▶ _Structured figure records_:
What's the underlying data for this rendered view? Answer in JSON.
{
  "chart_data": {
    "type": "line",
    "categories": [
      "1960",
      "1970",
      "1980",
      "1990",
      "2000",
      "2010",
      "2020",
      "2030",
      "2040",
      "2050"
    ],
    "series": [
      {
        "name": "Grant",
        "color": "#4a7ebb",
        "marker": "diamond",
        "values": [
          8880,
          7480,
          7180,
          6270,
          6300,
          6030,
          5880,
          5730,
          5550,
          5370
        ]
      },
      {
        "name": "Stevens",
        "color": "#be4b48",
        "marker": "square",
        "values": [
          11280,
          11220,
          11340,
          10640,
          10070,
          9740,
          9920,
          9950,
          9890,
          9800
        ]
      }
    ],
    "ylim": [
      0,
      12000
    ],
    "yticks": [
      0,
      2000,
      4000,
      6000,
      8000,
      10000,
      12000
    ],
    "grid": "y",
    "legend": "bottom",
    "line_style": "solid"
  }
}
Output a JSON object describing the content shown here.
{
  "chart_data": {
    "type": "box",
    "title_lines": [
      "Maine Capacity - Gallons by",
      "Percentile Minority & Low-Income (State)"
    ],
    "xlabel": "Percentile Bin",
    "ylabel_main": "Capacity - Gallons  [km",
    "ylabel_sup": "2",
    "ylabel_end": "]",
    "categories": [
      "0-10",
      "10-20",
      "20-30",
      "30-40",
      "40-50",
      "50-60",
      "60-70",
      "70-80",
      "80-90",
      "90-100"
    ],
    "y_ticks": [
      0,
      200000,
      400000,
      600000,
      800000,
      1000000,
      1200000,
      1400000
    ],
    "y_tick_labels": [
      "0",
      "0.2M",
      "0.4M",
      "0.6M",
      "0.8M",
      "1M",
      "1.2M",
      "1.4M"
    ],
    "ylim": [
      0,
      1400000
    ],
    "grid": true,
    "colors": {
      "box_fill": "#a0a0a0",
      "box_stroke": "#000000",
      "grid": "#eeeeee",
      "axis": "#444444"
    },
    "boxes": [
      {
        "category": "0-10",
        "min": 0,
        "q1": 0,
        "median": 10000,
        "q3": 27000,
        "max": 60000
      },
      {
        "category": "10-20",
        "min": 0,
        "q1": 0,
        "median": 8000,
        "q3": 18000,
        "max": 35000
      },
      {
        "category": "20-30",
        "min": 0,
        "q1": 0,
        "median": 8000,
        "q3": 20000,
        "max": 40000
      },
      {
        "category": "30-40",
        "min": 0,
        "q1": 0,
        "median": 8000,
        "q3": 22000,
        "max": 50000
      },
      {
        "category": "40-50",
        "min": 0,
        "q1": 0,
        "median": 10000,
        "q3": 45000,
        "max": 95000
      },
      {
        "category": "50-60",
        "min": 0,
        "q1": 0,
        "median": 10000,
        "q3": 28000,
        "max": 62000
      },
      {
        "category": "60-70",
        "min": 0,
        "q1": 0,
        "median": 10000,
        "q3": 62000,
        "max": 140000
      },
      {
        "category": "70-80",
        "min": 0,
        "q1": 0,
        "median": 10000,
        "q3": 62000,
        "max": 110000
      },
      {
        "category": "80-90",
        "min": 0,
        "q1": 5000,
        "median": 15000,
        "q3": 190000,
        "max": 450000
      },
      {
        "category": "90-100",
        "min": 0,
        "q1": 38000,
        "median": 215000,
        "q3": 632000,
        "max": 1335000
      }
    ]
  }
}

▶ _Aim_: Please copy out each record, character for character.

▶ _Written solution_:
What's the underlying data for this rendered view? Answer in JSON.
{
  "chart_data": {
    "type": "line",
    "categories": [
      "1960",
      "1970",
      "1980",
      "1990",
      "2000",
      "2010",
      "2020",
      "2030",
      "2040",
      "2050"
    ],
    "series": [
      {
        "name": "Grant",
        "color": "#4a7ebb",
        "marker": "diamond",
        "values": [
          8880,
          7480,
          7180,
          6270,
          6300,
          6030,
          5880,
          5730,
          5550,
          5370
        ]
      },
      {
        "name": "Stevens",
        "color": "#be4b48",
        "marker": "square",
        "values": [
          11280,
          11220,
          11340,
          10640,
          10070,
          9740,
          9920,
          9950,
          9890,
          9800
        ]
      }
    ],
    "ylim": [
      0,
      12000
    ],
    "yticks": [
      0,
      2000,
      4000,
      6000,
      8000,
      10000,
      12000
    ],
    "grid": "y",
    "legend": "bottom",
    "line_style": "solid"
  }
}
Output a JSON object describing the content shown here.
{
  "chart_data": {
    "type": "box",
    "title_lines": [
      "Maine Capacity - Gallons by",
      "Percentile Minority & Low-Income (State)"
    ],
    "xlabel": "Percentile Bin",
    "ylabel_main": "Capacity - Gallons  [km",
    "ylabel_sup": "2",
    "ylabel_end": "]",
    "categories": [
      "0-10",
      "10-20",
      "20-30",
      "30-40",
      "40-50",
      "50-60",
      "60-70",
      "70-80",
      "80-90",
      "90-100"
    ],
    "y_ticks": [
      0,
      200000,
      400000,
      600000,
      800000,
      1000000,
      1200000,
      1400000
    ],
    "y_tick_labels": [
      "0",
      "0.2M",
      "0.4M",
      "0.6M",
      "0.8M",
      "1M",
      "1.2M",
      "1.4M"
    ],
    "ylim": [
      0,
      1400000
    ],
    "grid": true,
    "colors": {
      "box_fill": "#a0a0a0",
      "box_stroke": "#000000",
      "grid": "#eeeeee",
      "axis": "#444444"
    },
    "boxes": [
      {
        "category": "0-10",
        "min": 0,
        "q1": 0,
        "median": 10000,
        "q3": 27000,
        "max": 60000
      },
      {
        "category": "10-20",
        "min": 0,
        "q1": 0,
        "median": 8000,
        "q3": 18000,
        "max": 35000
      },
      {
        "category": "20-30",
        "min": 0,
        "q1": 0,
        "median": 8000,
        "q3": 20000,
        "max": 40000
      },
      {
        "category": "30-40",
        "min": 0,
        "q1": 0,
        "median": 8000,
        "q3": 22000,
        "max": 50000
      },
      {
        "category": "40-50",
        "min": 0,
        "q1": 0,
        "median": 10000,
        "q3": 45000,
        "max": 95000
      },
      {
        "category": "50-60",
        "min": 0,
        "q1": 0,
        "median": 10000,
        "q3": 28000,
        "max": 62000
      },
      {
        "category": "60-70",
        "min": 0,
        "q1": 0,
        "median": 10000,
        "q3": 62000,
        "max": 140000
      },
      {
        "category": "70-80",
        "min": 0,
        "q1": 0,
        "median": 10000,
        "q3": 62000,
        "max": 110000
      },
      {
        "category": "80-90",
        "min": 0,
        "q1": 5000,
        "median": 15000,
        "q3": 190000,
        "max": 450000
      },
      {
        "category": "90-100",
        "min": 0,
        "q1": 38000,
        "median": 215000,
        "q3": 632000,
        "max": 1335000
      }
    ]
  }
}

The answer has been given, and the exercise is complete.